* Exercise directions *
In the records that follow, find each line with the word "share" and copy it.

■ ■ ■

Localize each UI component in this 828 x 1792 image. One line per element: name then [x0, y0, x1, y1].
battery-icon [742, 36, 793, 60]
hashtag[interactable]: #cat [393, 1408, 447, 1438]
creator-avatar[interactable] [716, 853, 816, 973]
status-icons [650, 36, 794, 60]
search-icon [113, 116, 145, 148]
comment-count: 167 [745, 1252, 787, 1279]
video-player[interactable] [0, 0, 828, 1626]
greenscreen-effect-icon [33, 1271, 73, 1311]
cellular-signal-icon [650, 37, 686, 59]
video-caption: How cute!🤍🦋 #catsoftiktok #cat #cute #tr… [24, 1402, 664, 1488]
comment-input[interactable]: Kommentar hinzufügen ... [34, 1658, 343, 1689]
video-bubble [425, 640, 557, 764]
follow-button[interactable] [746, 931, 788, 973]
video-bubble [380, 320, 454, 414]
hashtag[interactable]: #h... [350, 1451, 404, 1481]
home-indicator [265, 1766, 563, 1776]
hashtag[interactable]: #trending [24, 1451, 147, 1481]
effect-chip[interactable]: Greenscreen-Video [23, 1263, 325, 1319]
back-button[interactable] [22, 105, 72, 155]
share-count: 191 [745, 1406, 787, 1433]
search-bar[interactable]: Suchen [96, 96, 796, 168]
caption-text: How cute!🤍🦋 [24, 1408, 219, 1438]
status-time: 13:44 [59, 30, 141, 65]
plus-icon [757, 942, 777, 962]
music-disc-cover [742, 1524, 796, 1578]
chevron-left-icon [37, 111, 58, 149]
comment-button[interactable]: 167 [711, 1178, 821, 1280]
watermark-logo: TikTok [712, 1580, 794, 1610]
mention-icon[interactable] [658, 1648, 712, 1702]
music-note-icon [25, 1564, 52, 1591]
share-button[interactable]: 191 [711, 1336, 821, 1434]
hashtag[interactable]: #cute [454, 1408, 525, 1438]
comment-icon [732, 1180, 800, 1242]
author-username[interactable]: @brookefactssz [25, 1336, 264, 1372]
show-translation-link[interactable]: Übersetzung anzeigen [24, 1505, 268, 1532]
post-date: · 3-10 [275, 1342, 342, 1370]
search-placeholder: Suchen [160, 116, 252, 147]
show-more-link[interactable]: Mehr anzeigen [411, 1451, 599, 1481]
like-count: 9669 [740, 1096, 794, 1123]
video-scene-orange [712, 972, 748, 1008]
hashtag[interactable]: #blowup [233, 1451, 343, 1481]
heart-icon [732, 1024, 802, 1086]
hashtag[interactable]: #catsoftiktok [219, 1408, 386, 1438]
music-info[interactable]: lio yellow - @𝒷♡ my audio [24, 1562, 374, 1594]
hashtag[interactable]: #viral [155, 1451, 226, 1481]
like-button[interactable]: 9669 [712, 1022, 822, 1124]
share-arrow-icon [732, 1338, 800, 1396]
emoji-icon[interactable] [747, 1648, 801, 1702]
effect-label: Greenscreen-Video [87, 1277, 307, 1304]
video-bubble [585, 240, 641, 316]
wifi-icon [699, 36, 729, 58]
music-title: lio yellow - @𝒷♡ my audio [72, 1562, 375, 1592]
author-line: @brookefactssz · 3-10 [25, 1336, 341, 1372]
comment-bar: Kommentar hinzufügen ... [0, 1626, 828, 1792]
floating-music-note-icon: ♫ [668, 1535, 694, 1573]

■ ■ ■

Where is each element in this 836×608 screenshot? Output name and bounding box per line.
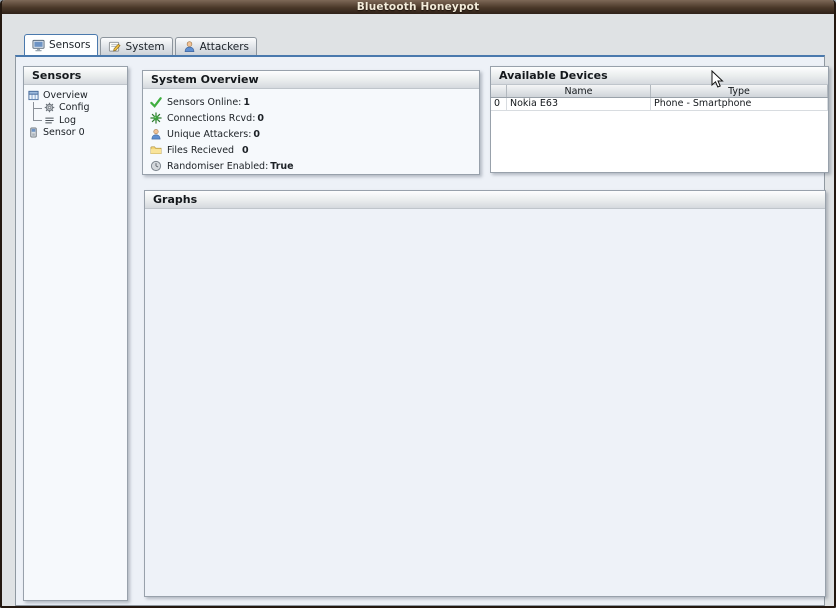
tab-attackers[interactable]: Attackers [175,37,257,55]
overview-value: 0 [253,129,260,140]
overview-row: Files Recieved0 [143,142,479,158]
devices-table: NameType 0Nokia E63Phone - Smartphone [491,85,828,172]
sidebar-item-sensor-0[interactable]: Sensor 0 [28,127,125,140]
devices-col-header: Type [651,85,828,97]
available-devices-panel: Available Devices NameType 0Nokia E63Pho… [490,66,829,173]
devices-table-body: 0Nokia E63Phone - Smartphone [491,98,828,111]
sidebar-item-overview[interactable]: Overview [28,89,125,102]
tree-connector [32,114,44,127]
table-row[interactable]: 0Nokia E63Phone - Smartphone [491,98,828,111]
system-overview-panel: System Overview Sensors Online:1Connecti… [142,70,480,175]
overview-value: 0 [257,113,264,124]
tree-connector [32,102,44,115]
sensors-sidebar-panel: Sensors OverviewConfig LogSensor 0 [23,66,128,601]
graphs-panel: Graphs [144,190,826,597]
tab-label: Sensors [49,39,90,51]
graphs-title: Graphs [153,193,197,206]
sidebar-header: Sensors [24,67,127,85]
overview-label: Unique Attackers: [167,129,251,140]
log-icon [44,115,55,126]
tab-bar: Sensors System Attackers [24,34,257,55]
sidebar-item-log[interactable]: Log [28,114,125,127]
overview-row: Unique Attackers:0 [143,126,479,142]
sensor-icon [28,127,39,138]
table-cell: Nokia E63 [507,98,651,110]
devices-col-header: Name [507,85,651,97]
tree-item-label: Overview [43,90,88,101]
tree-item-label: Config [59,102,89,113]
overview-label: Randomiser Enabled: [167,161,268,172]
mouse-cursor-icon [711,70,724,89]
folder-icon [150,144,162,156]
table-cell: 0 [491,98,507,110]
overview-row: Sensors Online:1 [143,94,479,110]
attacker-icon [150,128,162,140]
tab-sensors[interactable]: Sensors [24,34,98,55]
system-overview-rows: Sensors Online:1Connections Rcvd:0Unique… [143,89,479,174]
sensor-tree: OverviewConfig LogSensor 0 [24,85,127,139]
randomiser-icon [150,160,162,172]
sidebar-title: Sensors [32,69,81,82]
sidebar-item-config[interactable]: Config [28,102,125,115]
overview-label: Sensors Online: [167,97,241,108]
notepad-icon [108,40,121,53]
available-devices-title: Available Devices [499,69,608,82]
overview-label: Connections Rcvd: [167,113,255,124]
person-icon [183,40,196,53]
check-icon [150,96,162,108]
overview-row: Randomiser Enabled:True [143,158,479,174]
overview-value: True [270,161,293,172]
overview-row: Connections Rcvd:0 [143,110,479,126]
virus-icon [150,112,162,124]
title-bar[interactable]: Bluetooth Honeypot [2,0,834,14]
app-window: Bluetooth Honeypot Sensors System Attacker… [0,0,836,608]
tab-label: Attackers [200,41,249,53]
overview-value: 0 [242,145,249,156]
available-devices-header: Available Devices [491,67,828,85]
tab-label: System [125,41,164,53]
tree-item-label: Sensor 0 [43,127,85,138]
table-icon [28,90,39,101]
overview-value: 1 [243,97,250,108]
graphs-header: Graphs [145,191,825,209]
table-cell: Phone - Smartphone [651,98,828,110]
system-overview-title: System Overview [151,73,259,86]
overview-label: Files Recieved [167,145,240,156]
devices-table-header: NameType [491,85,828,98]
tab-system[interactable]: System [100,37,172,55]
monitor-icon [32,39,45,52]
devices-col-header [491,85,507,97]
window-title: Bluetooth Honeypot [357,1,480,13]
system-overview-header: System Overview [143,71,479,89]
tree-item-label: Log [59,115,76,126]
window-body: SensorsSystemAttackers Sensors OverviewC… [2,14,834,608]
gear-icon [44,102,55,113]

■ ■ ■

* Result below *
share-count: 191 [745, 1406, 787, 1433]
share-button[interactable]: 191 [711, 1336, 821, 1434]
share-arrow-icon [732, 1338, 800, 1396]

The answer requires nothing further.